| DIRECTIONS |
Write out all entries word for word.

| EXTRACTED ENTRIES |

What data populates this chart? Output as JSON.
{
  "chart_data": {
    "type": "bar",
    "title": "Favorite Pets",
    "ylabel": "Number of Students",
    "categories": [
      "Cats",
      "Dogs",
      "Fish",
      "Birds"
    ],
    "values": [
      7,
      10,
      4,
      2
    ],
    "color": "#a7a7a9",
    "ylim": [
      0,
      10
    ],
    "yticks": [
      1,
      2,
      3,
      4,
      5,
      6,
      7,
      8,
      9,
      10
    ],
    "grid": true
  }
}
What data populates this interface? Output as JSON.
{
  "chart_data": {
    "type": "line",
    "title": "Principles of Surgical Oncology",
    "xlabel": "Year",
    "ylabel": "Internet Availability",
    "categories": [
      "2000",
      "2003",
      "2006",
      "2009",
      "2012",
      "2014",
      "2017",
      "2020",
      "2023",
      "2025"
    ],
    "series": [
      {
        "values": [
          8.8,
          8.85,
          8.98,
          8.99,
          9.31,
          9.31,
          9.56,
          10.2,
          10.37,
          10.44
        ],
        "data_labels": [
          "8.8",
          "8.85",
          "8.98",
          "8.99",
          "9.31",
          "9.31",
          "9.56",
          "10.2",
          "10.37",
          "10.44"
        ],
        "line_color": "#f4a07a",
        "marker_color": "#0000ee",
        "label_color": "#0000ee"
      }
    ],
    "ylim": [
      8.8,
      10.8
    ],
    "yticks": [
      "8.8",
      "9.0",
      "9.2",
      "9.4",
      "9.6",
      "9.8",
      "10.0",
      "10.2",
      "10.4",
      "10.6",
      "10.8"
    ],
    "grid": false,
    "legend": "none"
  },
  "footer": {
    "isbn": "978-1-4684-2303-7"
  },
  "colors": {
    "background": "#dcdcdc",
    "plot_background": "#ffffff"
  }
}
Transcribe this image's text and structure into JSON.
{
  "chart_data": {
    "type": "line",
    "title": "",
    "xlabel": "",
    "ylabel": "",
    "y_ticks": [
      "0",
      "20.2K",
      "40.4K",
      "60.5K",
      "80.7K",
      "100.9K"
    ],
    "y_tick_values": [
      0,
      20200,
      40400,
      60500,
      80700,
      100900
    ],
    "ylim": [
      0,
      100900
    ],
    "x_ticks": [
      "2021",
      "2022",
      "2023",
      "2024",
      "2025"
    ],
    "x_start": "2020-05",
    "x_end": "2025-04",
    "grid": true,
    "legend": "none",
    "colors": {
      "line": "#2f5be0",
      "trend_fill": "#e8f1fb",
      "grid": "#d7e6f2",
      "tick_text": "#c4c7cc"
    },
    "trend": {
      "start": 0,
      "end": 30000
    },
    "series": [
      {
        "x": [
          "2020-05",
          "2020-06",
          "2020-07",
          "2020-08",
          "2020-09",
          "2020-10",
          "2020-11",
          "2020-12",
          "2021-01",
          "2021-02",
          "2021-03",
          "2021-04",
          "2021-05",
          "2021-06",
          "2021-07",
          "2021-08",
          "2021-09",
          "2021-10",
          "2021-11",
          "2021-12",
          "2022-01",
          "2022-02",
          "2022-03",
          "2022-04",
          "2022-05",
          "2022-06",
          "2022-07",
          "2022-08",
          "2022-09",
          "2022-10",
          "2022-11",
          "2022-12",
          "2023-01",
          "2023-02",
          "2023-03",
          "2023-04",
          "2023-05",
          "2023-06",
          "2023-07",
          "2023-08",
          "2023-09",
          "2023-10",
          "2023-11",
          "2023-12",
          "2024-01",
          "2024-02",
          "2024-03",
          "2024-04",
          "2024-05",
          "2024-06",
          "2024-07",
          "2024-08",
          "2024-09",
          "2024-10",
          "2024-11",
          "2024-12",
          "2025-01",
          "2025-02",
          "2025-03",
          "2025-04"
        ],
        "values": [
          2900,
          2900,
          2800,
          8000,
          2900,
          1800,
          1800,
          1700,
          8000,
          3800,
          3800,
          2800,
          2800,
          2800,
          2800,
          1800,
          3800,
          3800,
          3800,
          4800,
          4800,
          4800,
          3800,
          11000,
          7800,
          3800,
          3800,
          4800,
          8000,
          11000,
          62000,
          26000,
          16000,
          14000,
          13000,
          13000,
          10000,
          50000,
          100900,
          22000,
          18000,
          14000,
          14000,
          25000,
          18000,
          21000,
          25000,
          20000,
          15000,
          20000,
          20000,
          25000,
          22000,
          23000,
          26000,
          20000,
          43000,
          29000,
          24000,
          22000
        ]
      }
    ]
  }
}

| ANSWER TO THE TASK |
What data populates this chart? Output as JSON.
{
  "chart_data": {
    "type": "bar",
    "title": "Favorite Pets",
    "ylabel": "Number of Students",
    "categories": [
      "Cats",
      "Dogs",
      "Fish",
      "Birds"
    ],
    "values": [
      7,
      10,
      4,
      2
    ],
    "color": "#a7a7a9",
    "ylim": [
      0,
      10
    ],
    "yticks": [
      1,
      2,
      3,
      4,
      5,
      6,
      7,
      8,
      9,
      10
    ],
    "grid": true
  }
}
What data populates this interface? Output as JSON.
{
  "chart_data": {
    "type": "line",
    "title": "Principles of Surgical Oncology",
    "xlabel": "Year",
    "ylabel": "Internet Availability",
    "categories": [
      "2000",
      "2003",
      "2006",
      "2009",
      "2012",
      "2014",
      "2017",
      "2020",
      "2023",
      "2025"
    ],
    "series": [
      {
        "values": [
          8.8,
          8.85,
          8.98,
          8.99,
          9.31,
          9.31,
          9.56,
          10.2,
          10.37,
          10.44
        ],
        "data_labels": [
          "8.8",
          "8.85",
          "8.98",
          "8.99",
          "9.31",
          "9.31",
          "9.56",
          "10.2",
          "10.37",
          "10.44"
        ],
        "line_color": "#f4a07a",
        "marker_color": "#0000ee",
        "label_color": "#0000ee"
      }
    ],
    "ylim": [
      8.8,
      10.8
    ],
    "yticks": [
      "8.8",
      "9.0",
      "9.2",
      "9.4",
      "9.6",
      "9.8",
      "10.0",
      "10.2",
      "10.4",
      "10.6",
      "10.8"
    ],
    "grid": false,
    "legend": "none"
  },
  "footer": {
    "isbn": "978-1-4684-2303-7"
  },
  "colors": {
    "background": "#dcdcdc",
    "plot_background": "#ffffff"
  }
}
Transcribe this image's text and structure into JSON.
{
  "chart_data": {
    "type": "line",
    "title": "",
    "xlabel": "",
    "ylabel": "",
    "y_ticks": [
      "0",
      "20.2K",
      "40.4K",
      "60.5K",
      "80.7K",
      "100.9K"
    ],
    "y_tick_values": [
      0,
      20200,
      40400,
      60500,
      80700,
      100900
    ],
    "ylim": [
      0,
      100900
    ],
    "x_ticks": [
      "2021",
      "2022",
      "2023",
      "2024",
      "2025"
    ],
    "x_start": "2020-05",
    "x_end": "2025-04",
    "grid": true,
    "legend": "none",
    "colors": {
      "line": "#2f5be0",
      "trend_fill": "#e8f1fb",
      "grid": "#d7e6f2",
      "tick_text": "#c4c7cc"
    },
    "trend": {
      "start": 0,
      "end": 30000
    },
    "series": [
      {
        "x": [
          "2020-05",
          "2020-06",
          "2020-07",
          "2020-08",
          "2020-09",
          "2020-10",
          "2020-11",
          "2020-12",
          "2021-01",
          "2021-02",
          "2021-03",
          "2021-04",
          "2021-05",
          "2021-06",
          "2021-07",
          "2021-08",
          "2021-09",
          "2021-10",
          "2021-11",
          "2021-12",
          "2022-01",
          "2022-02",
          "2022-03",
          "2022-04",
          "2022-05",
          "2022-06",
          "2022-07",
          "2022-08",
          "2022-09",
          "2022-10",
          "2022-11",
          "2022-12",
          "2023-01",
          "2023-02",
          "2023-03",
          "2023-04",
          "2023-05",
          "2023-06",
          "2023-07",
          "2023-08",
          "2023-09",
          "2023-10",
          "2023-11",
          "2023-12",
          "2024-01",
          "2024-02",
          "2024-03",
          "2024-04",
          "2024-05",
          "2024-06",
          "2024-07",
          "2024-08",
          "2024-09",
          "2024-10",
          "2024-11",
          "2024-12",
          "2025-01",
          "2025-02",
          "2025-03",
          "2025-04"
        ],
        "values": [
          2900,
          2900,
          2800,
          8000,
          2900,
          1800,
          1800,
          1700,
          8000,
          3800,
          3800,
          2800,
          2800,
          2800,
          2800,
          1800,
          3800,
          3800,
          3800,
          4800,
          4800,
          4800,
          3800,
          11000,
          7800,
          3800,
          3800,
          4800,
          8000,
          11000,
          62000,
          26000,
          16000,
          14000,
          13000,
          13000,
          10000,
          50000,
          100900,
          22000,
          18000,
          14000,
          14000,
          25000,
          18000,
          21000,
          25000,
          20000,
          15000,
          20000,
          20000,
          25000,
          22000,
          23000,
          26000,
          20000,
          43000,
          29000,
          24000,
          22000
        ]
      }
    ]
  }
}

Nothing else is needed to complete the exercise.